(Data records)
━━━━━━━━━━━━━━━━━━━━

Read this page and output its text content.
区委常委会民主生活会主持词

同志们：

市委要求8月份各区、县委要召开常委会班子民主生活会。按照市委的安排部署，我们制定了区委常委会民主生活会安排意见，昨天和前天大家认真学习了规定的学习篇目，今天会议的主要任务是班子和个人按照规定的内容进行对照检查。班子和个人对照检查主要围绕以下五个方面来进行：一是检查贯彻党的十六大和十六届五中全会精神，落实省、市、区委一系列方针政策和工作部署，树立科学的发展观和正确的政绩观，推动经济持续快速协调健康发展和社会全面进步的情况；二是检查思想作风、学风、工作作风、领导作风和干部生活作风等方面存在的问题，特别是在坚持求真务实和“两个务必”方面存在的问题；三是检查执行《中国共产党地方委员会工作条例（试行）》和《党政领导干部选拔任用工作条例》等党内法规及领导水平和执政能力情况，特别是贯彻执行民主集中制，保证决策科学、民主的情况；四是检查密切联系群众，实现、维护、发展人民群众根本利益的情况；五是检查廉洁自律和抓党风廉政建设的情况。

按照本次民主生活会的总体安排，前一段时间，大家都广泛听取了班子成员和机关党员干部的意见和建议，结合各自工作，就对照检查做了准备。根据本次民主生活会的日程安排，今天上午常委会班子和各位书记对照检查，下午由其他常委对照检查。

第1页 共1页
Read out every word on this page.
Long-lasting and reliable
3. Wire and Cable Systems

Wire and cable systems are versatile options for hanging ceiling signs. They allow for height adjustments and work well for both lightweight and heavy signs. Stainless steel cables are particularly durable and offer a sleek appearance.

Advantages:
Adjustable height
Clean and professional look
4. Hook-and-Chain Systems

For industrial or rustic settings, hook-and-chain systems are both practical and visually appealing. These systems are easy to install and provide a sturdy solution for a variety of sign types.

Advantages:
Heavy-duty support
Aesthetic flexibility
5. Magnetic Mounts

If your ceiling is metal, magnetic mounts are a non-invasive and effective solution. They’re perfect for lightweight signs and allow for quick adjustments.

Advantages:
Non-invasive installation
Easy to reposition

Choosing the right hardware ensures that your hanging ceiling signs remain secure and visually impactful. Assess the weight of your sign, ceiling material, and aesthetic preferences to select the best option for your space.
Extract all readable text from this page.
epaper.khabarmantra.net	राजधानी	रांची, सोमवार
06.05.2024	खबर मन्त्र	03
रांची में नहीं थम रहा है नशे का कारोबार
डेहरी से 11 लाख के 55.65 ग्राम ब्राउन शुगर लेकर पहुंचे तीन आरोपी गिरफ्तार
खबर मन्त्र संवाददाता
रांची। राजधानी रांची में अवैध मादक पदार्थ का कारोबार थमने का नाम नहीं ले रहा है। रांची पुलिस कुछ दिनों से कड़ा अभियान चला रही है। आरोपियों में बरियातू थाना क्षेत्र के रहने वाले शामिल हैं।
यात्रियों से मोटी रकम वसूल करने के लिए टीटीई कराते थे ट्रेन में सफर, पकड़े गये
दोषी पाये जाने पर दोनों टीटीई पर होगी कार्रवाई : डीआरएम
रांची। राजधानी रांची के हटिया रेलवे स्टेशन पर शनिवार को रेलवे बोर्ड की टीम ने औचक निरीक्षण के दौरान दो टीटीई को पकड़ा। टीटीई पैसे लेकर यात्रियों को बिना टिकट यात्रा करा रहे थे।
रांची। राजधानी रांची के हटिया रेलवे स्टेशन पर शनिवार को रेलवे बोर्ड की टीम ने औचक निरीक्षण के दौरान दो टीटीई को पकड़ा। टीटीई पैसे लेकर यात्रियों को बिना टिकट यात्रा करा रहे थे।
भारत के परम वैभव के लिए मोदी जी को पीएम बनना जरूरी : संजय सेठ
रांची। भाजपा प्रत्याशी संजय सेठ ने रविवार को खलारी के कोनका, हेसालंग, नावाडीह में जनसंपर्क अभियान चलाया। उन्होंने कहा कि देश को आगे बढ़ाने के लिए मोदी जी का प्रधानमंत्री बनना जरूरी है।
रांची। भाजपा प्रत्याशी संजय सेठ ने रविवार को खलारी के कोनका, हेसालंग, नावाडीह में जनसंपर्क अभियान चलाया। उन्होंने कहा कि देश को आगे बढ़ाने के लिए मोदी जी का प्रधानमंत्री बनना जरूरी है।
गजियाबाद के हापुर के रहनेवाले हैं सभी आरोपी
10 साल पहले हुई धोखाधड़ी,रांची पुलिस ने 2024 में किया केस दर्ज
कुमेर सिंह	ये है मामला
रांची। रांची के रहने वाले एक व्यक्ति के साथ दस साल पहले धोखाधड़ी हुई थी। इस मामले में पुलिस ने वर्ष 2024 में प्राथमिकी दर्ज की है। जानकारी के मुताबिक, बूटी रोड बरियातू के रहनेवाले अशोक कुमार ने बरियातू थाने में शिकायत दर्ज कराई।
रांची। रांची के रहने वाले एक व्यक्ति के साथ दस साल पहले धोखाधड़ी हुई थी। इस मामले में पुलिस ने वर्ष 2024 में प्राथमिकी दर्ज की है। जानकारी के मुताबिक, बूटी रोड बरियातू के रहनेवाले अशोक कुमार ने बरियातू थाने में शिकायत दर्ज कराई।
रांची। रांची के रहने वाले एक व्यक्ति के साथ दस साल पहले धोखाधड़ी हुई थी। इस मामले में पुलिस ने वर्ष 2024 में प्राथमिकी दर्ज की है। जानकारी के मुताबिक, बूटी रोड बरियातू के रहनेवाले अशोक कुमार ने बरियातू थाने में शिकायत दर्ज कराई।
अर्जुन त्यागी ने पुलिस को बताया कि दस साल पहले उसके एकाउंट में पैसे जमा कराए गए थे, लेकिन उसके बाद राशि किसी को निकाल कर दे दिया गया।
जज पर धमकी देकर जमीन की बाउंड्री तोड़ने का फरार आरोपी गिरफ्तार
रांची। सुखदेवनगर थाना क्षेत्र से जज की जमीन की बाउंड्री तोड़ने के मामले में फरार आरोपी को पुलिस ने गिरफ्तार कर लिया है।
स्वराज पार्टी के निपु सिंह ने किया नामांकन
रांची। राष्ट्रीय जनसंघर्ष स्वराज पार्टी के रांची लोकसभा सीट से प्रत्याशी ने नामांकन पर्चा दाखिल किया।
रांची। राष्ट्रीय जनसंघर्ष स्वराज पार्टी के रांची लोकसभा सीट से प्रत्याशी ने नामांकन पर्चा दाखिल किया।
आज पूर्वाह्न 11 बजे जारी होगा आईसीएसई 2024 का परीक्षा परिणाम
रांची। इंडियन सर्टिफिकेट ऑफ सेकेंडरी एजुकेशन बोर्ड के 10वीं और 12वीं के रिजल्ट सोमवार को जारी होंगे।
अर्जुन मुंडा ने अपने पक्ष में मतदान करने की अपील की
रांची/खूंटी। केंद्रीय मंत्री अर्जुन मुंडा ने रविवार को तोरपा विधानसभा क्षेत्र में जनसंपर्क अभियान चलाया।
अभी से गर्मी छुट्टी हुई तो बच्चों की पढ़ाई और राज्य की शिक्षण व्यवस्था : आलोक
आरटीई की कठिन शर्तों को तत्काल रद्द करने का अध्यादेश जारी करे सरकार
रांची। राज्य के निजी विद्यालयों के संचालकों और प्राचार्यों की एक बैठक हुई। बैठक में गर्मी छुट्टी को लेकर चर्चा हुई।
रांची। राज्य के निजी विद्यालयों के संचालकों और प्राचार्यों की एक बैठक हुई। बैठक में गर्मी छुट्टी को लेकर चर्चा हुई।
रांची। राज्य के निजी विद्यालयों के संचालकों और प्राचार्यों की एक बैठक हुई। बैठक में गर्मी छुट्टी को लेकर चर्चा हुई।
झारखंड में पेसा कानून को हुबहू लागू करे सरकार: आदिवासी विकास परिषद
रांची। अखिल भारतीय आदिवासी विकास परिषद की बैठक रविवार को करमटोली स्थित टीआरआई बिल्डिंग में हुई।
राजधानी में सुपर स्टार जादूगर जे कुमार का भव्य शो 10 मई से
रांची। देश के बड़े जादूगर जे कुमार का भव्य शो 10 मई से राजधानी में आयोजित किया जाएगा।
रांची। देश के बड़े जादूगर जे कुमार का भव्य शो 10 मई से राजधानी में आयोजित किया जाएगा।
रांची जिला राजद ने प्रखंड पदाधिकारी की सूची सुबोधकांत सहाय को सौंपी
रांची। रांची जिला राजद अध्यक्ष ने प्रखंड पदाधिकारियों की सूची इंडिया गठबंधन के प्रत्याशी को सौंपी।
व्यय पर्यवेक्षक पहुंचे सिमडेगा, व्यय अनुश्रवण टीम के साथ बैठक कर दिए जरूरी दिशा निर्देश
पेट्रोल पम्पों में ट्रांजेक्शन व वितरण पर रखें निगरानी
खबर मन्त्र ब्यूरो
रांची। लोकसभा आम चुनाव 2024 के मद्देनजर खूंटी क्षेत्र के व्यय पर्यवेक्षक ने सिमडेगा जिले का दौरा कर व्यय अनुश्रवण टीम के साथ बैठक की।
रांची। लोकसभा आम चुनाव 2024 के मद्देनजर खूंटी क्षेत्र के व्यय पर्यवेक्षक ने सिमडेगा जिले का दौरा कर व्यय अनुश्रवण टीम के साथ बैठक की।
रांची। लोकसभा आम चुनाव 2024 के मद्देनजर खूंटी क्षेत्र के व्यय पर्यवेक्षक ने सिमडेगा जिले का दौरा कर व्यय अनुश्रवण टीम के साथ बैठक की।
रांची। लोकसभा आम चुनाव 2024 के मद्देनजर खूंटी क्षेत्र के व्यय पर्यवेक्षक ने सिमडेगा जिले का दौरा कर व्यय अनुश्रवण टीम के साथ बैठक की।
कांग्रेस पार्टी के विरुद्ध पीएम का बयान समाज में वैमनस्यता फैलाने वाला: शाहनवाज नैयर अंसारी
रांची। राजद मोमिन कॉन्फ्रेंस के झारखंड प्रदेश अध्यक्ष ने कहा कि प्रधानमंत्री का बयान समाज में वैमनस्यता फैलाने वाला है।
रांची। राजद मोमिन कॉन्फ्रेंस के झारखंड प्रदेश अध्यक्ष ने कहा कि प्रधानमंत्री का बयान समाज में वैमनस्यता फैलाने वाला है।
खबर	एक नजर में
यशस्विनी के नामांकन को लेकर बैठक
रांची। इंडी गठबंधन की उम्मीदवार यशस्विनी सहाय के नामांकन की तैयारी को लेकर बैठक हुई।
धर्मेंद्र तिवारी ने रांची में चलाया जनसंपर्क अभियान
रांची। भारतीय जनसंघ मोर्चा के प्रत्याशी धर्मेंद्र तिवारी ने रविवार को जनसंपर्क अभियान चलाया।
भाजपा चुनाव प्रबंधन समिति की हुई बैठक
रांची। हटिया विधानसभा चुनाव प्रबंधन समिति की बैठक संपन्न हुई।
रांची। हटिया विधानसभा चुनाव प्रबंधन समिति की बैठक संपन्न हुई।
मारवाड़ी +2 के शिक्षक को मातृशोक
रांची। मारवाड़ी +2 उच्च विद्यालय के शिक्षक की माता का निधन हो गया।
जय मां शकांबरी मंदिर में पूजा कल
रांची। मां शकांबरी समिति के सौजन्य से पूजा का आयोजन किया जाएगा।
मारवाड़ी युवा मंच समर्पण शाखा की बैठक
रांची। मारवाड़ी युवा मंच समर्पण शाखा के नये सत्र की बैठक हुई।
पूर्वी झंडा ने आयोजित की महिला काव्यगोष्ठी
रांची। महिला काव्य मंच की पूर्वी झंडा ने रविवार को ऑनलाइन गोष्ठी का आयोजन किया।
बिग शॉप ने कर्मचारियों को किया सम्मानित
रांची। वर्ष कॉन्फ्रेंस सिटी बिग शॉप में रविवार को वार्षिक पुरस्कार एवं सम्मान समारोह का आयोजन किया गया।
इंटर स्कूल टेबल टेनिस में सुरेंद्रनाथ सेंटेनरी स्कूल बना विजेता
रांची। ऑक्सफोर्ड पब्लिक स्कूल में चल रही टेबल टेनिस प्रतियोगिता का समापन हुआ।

━━━━━━━━━━━━━━━━━━━━

WHAT TO DO ::
Find the string "signs" in the records, then copy each line where it occurs.

THE REPLY ::
Wire and cable systems are versatile options for hanging ceiling signs. They allow for height adjustments and work well for both lightweight and heavy signs. Stainless steel cables are particularly durable and offer a sleek appearance.
If your ceiling is metal, magnetic mounts are a non-invasive and effective solution. They’re perfect for lightweight signs and allow for quick adjustments.
Choosing the right hardware ensures that your hanging ceiling signs remain secure and visually impactful. Assess the weight of your sign, ceiling material, and aesthetic preferences to select the best option for your space.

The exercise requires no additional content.